● **Objective**
Every entry below must be repeated exactly; skip the pictures.

Dataset rows about figures
┏━━
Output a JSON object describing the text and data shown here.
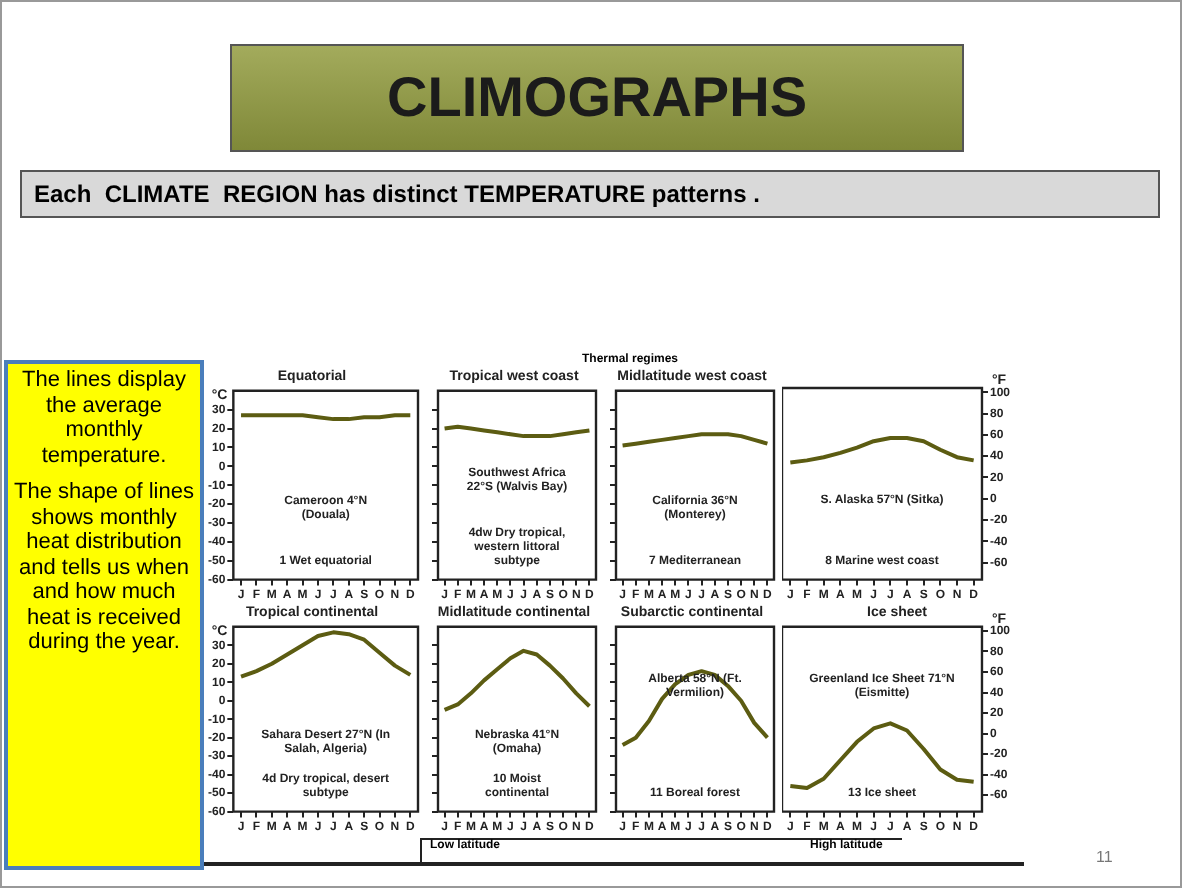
{
  "chart_data": [
    {
      "type": "other",
      "title": "CLIMOGRAPHS",
      "subtitle": "Each  CLIMATE  REGION has distinct TEMPERATURE patterns .",
      "annotations": [
        "The lines display the average monthly temperature.",
        "The shape of lines shows monthly heat distribution and tells us when and how much heat is received during the year.",
        "Thermal regimes",
        "Low latitude",
        "High latitude",
        "11"
      ]
    },
    {
      "type": "line",
      "title": "Equatorial",
      "ylabel": "°C",
      "categories": [
        "J",
        "F",
        "M",
        "A",
        "M",
        "J",
        "J",
        "A",
        "S",
        "O",
        "N",
        "D"
      ],
      "values": [
        27,
        27,
        27,
        27,
        27,
        26,
        25,
        25,
        26,
        26,
        27,
        27
      ],
      "color": "#5c5c12",
      "ylim": [
        -60,
        40
      ],
      "yticks": [
        -60,
        -50,
        -40,
        -30,
        -20,
        -10,
        0,
        10,
        20,
        30
      ],
      "annotations": [
        "Cameroon 4°N (Douala)",
        "1 Wet equatorial"
      ]
    },
    {
      "type": "line",
      "title": "Tropical west coast",
      "categories": [
        "J",
        "F",
        "M",
        "A",
        "M",
        "J",
        "J",
        "A",
        "S",
        "O",
        "N",
        "D"
      ],
      "values": [
        20,
        21,
        20,
        19,
        18,
        17,
        16,
        16,
        16,
        17,
        18,
        19
      ],
      "color": "#5c5c12",
      "ylim": [
        -60,
        40
      ],
      "yticks": [
        -60,
        -50,
        -40,
        -30,
        -20,
        -10,
        0,
        10,
        20,
        30
      ],
      "tick_labels": "x",
      "annotations": [
        "Southwest Africa 22°S (Walvis Bay)",
        "4dw Dry tropical, western littoral subtype"
      ]
    },
    {
      "type": "line",
      "title": "Midlatitude west coast",
      "categories": [
        "J",
        "F",
        "M",
        "A",
        "M",
        "J",
        "J",
        "A",
        "S",
        "O",
        "N",
        "D"
      ],
      "values": [
        11,
        12,
        13,
        14,
        15,
        16,
        17,
        17,
        17,
        16,
        14,
        12
      ],
      "color": "#5c5c12",
      "ylim": [
        -60,
        40
      ],
      "yticks": [
        -60,
        -50,
        -40,
        -30,
        -20,
        -10,
        0,
        10,
        20,
        30
      ],
      "tick_labels": "x",
      "annotations": [
        "California 36°N (Monterey)",
        "7 Mediterranean"
      ]
    },
    {
      "type": "line",
      "title": null,
      "y2label": "°F",
      "categories": [
        "J",
        "F",
        "M",
        "A",
        "M",
        "J",
        "J",
        "A",
        "S",
        "O",
        "N",
        "D"
      ],
      "series": [
        {
          "color": "#5c5c12",
          "axis": "y2",
          "values": [
            34,
            36,
            39,
            43,
            48,
            54,
            57,
            57,
            54,
            46,
            39,
            36
          ]
        }
      ],
      "y2lim": [
        -76,
        104
      ],
      "y2ticks": [
        -60,
        -40,
        -20,
        0,
        20,
        40,
        60,
        80,
        100
      ],
      "annotations": [
        "S. Alaska 57°N (Sitka)",
        "8 Marine west coast"
      ]
    },
    {
      "type": "line",
      "title": "Tropical continental",
      "ylabel": "°C",
      "categories": [
        "J",
        "F",
        "M",
        "A",
        "M",
        "J",
        "J",
        "A",
        "S",
        "O",
        "N",
        "D"
      ],
      "values": [
        13,
        16,
        20,
        25,
        30,
        35,
        37,
        36,
        33,
        26,
        19,
        14
      ],
      "color": "#5c5c12",
      "ylim": [
        -60,
        40
      ],
      "yticks": [
        -60,
        -50,
        -40,
        -30,
        -20,
        -10,
        0,
        10,
        20,
        30
      ],
      "annotations": [
        "Sahara Desert 27°N (In Salah, Algeria)",
        "4d Dry tropical, desert subtype"
      ]
    },
    {
      "type": "line",
      "title": "Midlatitude continental",
      "categories": [
        "J",
        "F",
        "M",
        "A",
        "M",
        "J",
        "J",
        "A",
        "S",
        "O",
        "N",
        "D"
      ],
      "values": [
        -5,
        -2,
        4,
        11,
        17,
        23,
        27,
        25,
        19,
        12,
        4,
        -3
      ],
      "color": "#5c5c12",
      "ylim": [
        -60,
        40
      ],
      "yticks": [
        -60,
        -50,
        -40,
        -30,
        -20,
        -10,
        0,
        10,
        20,
        30
      ],
      "tick_labels": "x",
      "annotations": [
        "Nebraska 41°N (Omaha)",
        "10 Moist continental"
      ]
    },
    {
      "type": "line",
      "title": "Subarctic continental",
      "categories": [
        "J",
        "F",
        "M",
        "A",
        "M",
        "J",
        "J",
        "A",
        "S",
        "O",
        "N",
        "D"
      ],
      "values": [
        -24,
        -20,
        -11,
        1,
        9,
        14,
        16,
        14,
        8,
        0,
        -12,
        -20
      ],
      "color": "#5c5c12",
      "ylim": [
        -60,
        40
      ],
      "yticks": [
        -60,
        -50,
        -40,
        -30,
        -20,
        -10,
        0,
        10,
        20,
        30
      ],
      "tick_labels": "x",
      "annotations": [
        "Alberta 58°N (Ft. Vermilion)",
        "11 Boreal forest"
      ]
    },
    {
      "type": "line",
      "title": "Ice sheet",
      "y2label": "°F",
      "categories": [
        "J",
        "F",
        "M",
        "A",
        "M",
        "J",
        "J",
        "A",
        "S",
        "O",
        "N",
        "D"
      ],
      "series": [
        {
          "color": "#5c5c12",
          "axis": "y2",
          "values": [
            -51,
            -53,
            -44,
            -26,
            -8,
            5,
            10,
            3,
            -15,
            -35,
            -45,
            -47
          ]
        }
      ],
      "y2lim": [
        -76,
        104
      ],
      "y2ticks": [
        -60,
        -40,
        -20,
        0,
        20,
        40,
        60,
        80,
        100
      ],
      "annotations": [
        "Greenland Ice Sheet 71°N (Eismitte)",
        "13 Ice sheet"
      ]
    }
  ]
}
┗━━
● **Exercise result**
Output a JSON object describing the text and data shown here.
{
  "chart_data": [
    {
      "type": "other",
      "title": "CLIMOGRAPHS",
      "subtitle": "Each  CLIMATE  REGION has distinct TEMPERATURE patterns .",
      "annotations": [
        "The lines display the average monthly temperature.",
        "The shape of lines shows monthly heat distribution and tells us when and how much heat is received during the year.",
        "Thermal regimes",
        "Low latitude",
        "High latitude",
        "11"
      ]
    },
    {
      "type": "line",
      "title": "Equatorial",
      "ylabel": "°C",
      "categories": [
        "J",
        "F",
        "M",
        "A",
        "M",
        "J",
        "J",
        "A",
        "S",
        "O",
        "N",
        "D"
      ],
      "values": [
        27,
        27,
        27,
        27,
        27,
        26,
        25,
        25,
        26,
        26,
        27,
        27
      ],
      "color": "#5c5c12",
      "ylim": [
        -60,
        40
      ],
      "yticks": [
        -60,
        -50,
        -40,
        -30,
        -20,
        -10,
        0,
        10,
        20,
        30
      ],
      "annotations": [
        "Cameroon 4°N (Douala)",
        "1 Wet equatorial"
      ]
    },
    {
      "type": "line",
      "title": "Tropical west coast",
      "categories": [
        "J",
        "F",
        "M",
        "A",
        "M",
        "J",
        "J",
        "A",
        "S",
        "O",
        "N",
        "D"
      ],
      "values": [
        20,
        21,
        20,
        19,
        18,
        17,
        16,
        16,
        16,
        17,
        18,
        19
      ],
      "color": "#5c5c12",
      "ylim": [
        -60,
        40
      ],
      "yticks": [
        -60,
        -50,
        -40,
        -30,
        -20,
        -10,
        0,
        10,
        20,
        30
      ],
      "tick_labels": "x",
      "annotations": [
        "Southwest Africa 22°S (Walvis Bay)",
        "4dw Dry tropical, western littoral subtype"
      ]
    },
    {
      "type": "line",
      "title": "Midlatitude west coast",
      "categories": [
        "J",
        "F",
        "M",
        "A",
        "M",
        "J",
        "J",
        "A",
        "S",
        "O",
        "N",
        "D"
      ],
      "values": [
        11,
        12,
        13,
        14,
        15,
        16,
        17,
        17,
        17,
        16,
        14,
        12
      ],
      "color": "#5c5c12",
      "ylim": [
        -60,
        40
      ],
      "yticks": [
        -60,
        -50,
        -40,
        -30,
        -20,
        -10,
        0,
        10,
        20,
        30
      ],
      "tick_labels": "x",
      "annotations": [
        "California 36°N (Monterey)",
        "7 Mediterranean"
      ]
    },
    {
      "type": "line",
      "title": null,
      "y2label": "°F",
      "categories": [
        "J",
        "F",
        "M",
        "A",
        "M",
        "J",
        "J",
        "A",
        "S",
        "O",
        "N",
        "D"
      ],
      "series": [
        {
          "color": "#5c5c12",
          "axis": "y2",
          "values": [
            34,
            36,
            39,
            43,
            48,
            54,
            57,
            57,
            54,
            46,
            39,
            36
          ]
        }
      ],
      "y2lim": [
        -76,
        104
      ],
      "y2ticks": [
        -60,
        -40,
        -20,
        0,
        20,
        40,
        60,
        80,
        100
      ],
      "annotations": [
        "S. Alaska 57°N (Sitka)",
        "8 Marine west coast"
      ]
    },
    {
      "type": "line",
      "title": "Tropical continental",
      "ylabel": "°C",
      "categories": [
        "J",
        "F",
        "M",
        "A",
        "M",
        "J",
        "J",
        "A",
        "S",
        "O",
        "N",
        "D"
      ],
      "values": [
        13,
        16,
        20,
        25,
        30,
        35,
        37,
        36,
        33,
        26,
        19,
        14
      ],
      "color": "#5c5c12",
      "ylim": [
        -60,
        40
      ],
      "yticks": [
        -60,
        -50,
        -40,
        -30,
        -20,
        -10,
        0,
        10,
        20,
        30
      ],
      "annotations": [
        "Sahara Desert 27°N (In Salah, Algeria)",
        "4d Dry tropical, desert subtype"
      ]
    },
    {
      "type": "line",
      "title": "Midlatitude continental",
      "categories": [
        "J",
        "F",
        "M",
        "A",
        "M",
        "J",
        "J",
        "A",
        "S",
        "O",
        "N",
        "D"
      ],
      "values": [
        -5,
        -2,
        4,
        11,
        17,
        23,
        27,
        25,
        19,
        12,
        4,
        -3
      ],
      "color": "#5c5c12",
      "ylim": [
        -60,
        40
      ],
      "yticks": [
        -60,
        -50,
        -40,
        -30,
        -20,
        -10,
        0,
        10,
        20,
        30
      ],
      "tick_labels": "x",
      "annotations": [
        "Nebraska 41°N (Omaha)",
        "10 Moist continental"
      ]
    },
    {
      "type": "line",
      "title": "Subarctic continental",
      "categories": [
        "J",
        "F",
        "M",
        "A",
        "M",
        "J",
        "J",
        "A",
        "S",
        "O",
        "N",
        "D"
      ],
      "values": [
        -24,
        -20,
        -11,
        1,
        9,
        14,
        16,
        14,
        8,
        0,
        -12,
        -20
      ],
      "color": "#5c5c12",
      "ylim": [
        -60,
        40
      ],
      "yticks": [
        -60,
        -50,
        -40,
        -30,
        -20,
        -10,
        0,
        10,
        20,
        30
      ],
      "tick_labels": "x",
      "annotations": [
        "Alberta 58°N (Ft. Vermilion)",
        "11 Boreal forest"
      ]
    },
    {
      "type": "line",
      "title": "Ice sheet",
      "y2label": "°F",
      "categories": [
        "J",
        "F",
        "M",
        "A",
        "M",
        "J",
        "J",
        "A",
        "S",
        "O",
        "N",
        "D"
      ],
      "series": [
        {
          "color": "#5c5c12",
          "axis": "y2",
          "values": [
            -51,
            -53,
            -44,
            -26,
            -8,
            5,
            10,
            3,
            -15,
            -35,
            -45,
            -47
          ]
        }
      ],
      "y2lim": [
        -76,
        104
      ],
      "y2ticks": [
        -60,
        -40,
        -20,
        0,
        20,
        40,
        60,
        80,
        100
      ],
      "annotations": [
        "Greenland Ice Sheet 71°N (Eismitte)",
        "13 Ice sheet"
      ]
    }
  ]
}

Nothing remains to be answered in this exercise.